_Directions_:
Find each line below containing the word "varav" and copy it.

_Information provided_:
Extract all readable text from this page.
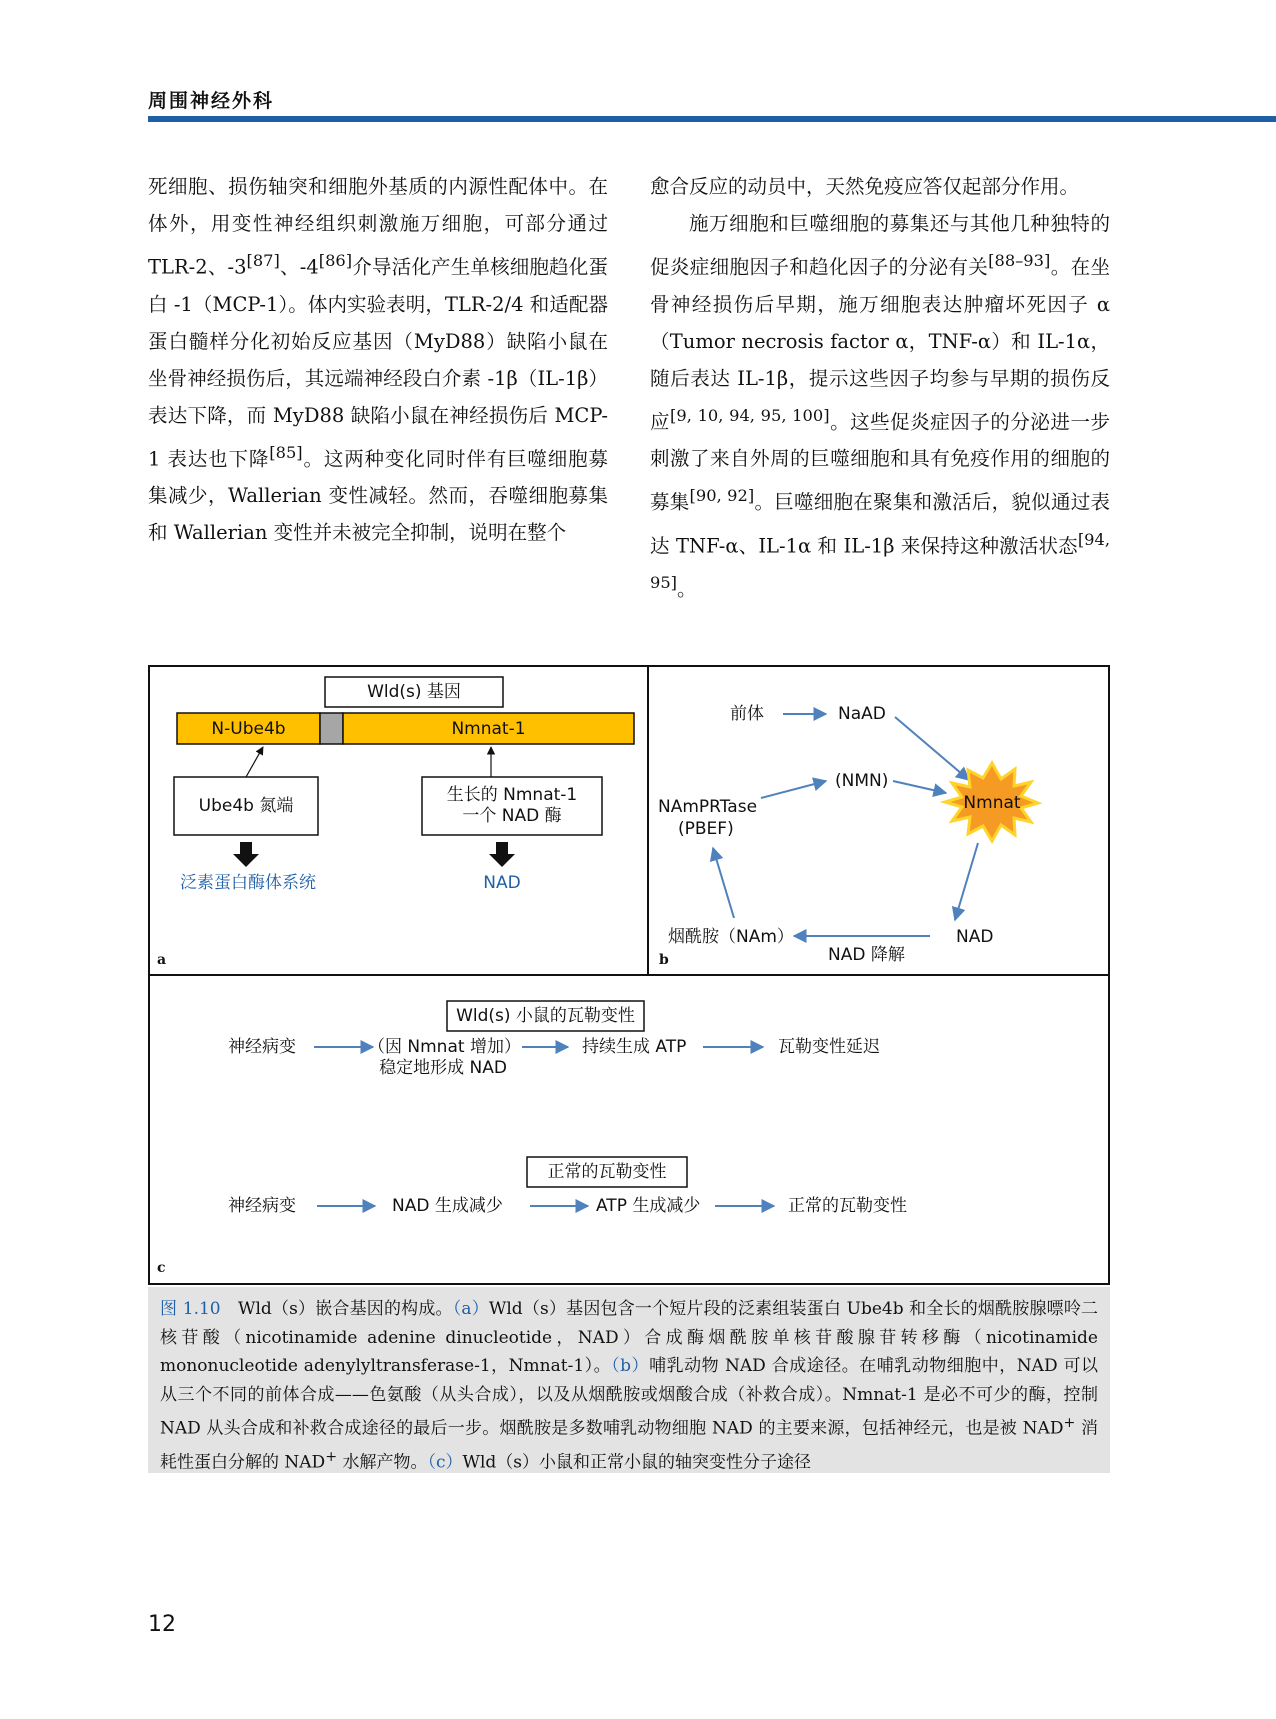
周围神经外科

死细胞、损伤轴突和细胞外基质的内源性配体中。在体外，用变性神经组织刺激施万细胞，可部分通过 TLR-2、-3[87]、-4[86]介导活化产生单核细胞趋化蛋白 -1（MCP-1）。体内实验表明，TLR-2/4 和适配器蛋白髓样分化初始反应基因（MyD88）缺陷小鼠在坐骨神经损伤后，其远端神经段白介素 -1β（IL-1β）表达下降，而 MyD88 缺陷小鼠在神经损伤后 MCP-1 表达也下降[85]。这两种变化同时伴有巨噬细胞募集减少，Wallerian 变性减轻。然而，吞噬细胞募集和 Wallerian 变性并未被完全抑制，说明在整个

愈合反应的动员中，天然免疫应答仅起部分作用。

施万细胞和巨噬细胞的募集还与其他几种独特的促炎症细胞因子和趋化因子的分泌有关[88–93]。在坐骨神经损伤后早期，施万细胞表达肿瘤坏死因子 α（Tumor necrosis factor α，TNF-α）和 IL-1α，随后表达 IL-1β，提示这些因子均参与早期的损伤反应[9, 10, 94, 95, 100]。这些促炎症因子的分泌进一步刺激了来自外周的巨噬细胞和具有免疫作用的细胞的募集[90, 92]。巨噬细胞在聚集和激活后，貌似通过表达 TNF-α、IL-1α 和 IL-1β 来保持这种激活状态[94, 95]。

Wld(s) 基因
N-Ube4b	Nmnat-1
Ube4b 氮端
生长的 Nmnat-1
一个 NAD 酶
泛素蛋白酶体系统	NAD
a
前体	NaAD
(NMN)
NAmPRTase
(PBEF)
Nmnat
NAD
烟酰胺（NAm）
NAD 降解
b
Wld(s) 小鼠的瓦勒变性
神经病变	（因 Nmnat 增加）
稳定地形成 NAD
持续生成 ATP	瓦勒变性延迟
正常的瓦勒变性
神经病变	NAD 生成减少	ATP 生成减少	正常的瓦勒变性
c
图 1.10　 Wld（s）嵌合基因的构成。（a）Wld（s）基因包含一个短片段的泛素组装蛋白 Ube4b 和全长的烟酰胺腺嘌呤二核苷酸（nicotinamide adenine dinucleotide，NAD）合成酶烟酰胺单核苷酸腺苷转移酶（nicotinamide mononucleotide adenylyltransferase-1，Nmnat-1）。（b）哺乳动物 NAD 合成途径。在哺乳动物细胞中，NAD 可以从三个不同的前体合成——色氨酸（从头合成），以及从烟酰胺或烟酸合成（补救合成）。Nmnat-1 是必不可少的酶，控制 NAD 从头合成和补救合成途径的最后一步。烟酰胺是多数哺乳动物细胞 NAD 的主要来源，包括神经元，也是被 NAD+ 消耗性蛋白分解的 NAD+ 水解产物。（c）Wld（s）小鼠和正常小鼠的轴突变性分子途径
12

---

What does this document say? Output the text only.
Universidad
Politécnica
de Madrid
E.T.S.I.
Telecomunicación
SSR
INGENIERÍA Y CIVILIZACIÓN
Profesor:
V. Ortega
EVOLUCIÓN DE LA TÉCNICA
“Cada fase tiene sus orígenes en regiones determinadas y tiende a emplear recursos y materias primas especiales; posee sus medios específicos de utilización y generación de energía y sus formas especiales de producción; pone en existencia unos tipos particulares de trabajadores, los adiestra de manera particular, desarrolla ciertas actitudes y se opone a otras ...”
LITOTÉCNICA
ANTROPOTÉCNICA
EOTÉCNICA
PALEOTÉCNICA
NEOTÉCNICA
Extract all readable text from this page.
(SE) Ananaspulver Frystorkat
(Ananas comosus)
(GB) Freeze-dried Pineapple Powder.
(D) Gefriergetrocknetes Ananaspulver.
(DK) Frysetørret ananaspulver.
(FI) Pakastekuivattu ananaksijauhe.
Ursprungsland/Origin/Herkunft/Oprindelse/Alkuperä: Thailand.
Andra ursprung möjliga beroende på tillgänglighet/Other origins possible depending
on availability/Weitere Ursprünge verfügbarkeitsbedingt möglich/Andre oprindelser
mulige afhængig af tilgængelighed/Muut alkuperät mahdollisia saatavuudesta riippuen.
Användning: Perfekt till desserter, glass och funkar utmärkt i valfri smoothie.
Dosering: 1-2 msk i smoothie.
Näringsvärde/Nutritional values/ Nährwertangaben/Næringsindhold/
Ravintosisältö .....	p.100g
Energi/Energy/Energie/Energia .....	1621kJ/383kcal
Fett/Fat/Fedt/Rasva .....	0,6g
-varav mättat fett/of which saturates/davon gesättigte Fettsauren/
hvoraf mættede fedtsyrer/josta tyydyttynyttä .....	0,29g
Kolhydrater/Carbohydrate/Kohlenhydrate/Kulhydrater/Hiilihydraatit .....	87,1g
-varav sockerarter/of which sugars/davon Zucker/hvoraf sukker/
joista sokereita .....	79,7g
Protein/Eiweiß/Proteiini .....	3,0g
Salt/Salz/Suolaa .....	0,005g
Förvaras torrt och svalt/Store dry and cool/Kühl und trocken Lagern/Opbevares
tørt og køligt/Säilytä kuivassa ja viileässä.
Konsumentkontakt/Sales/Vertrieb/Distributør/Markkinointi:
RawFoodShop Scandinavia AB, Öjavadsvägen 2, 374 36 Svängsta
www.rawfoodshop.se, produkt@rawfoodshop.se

_Answer to the exercise_:
-varav mättat fett/of which saturates/davon gesättigte Fettsauren/
-varav sockerarter/of which sugars/davon Zucker/hvoraf sukker/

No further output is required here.